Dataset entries
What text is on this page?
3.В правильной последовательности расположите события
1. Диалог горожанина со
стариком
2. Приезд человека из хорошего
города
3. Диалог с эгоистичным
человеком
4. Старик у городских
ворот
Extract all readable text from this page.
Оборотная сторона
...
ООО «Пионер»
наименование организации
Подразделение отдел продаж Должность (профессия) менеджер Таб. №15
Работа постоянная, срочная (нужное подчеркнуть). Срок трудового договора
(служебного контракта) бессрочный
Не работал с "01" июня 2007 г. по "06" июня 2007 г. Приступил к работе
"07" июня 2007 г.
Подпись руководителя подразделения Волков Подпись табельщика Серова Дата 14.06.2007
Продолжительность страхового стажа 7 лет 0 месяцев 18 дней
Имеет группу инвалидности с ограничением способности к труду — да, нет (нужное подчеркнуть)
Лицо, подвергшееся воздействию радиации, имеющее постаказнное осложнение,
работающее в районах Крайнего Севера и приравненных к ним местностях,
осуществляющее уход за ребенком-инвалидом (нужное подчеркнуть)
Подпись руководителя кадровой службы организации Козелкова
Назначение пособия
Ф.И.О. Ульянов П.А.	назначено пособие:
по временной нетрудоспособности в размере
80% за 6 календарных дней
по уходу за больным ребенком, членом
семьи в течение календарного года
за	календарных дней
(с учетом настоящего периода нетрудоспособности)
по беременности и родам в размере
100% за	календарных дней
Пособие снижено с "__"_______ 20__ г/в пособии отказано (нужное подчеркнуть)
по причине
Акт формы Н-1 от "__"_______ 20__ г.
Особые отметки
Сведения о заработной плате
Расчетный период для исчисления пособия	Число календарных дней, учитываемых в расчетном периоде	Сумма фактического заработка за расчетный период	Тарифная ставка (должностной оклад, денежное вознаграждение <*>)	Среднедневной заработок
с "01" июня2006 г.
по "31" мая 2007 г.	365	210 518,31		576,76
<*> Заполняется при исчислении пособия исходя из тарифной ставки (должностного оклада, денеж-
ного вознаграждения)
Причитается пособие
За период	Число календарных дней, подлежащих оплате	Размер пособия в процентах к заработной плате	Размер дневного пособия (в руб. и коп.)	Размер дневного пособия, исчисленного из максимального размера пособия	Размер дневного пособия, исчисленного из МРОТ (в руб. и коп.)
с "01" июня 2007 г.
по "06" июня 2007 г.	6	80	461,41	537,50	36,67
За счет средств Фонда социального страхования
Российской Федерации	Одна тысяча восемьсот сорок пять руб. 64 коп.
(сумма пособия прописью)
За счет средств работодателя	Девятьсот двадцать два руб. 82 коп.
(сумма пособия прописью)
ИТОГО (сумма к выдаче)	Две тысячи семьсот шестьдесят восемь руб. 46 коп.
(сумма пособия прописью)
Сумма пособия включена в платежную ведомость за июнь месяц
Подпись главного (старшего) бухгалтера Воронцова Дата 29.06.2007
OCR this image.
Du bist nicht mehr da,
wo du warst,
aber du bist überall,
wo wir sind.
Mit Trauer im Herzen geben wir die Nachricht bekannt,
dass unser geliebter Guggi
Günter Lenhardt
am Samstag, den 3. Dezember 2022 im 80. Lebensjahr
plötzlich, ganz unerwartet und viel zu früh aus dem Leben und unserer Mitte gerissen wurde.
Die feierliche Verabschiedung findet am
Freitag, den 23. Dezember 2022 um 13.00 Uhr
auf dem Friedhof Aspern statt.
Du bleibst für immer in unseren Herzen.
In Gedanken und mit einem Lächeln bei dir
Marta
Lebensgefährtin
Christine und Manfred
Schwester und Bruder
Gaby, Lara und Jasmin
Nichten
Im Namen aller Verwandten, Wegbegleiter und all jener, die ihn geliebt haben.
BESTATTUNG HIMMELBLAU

- Objective
Pick out the lines above that hold the string "Dezember" and show them.

- Problem solution
am Samstag, den 3. Dezember 2022 im 80. Lebensjahr
Freitag, den 23. Dezember 2022 um 13.00 Uhr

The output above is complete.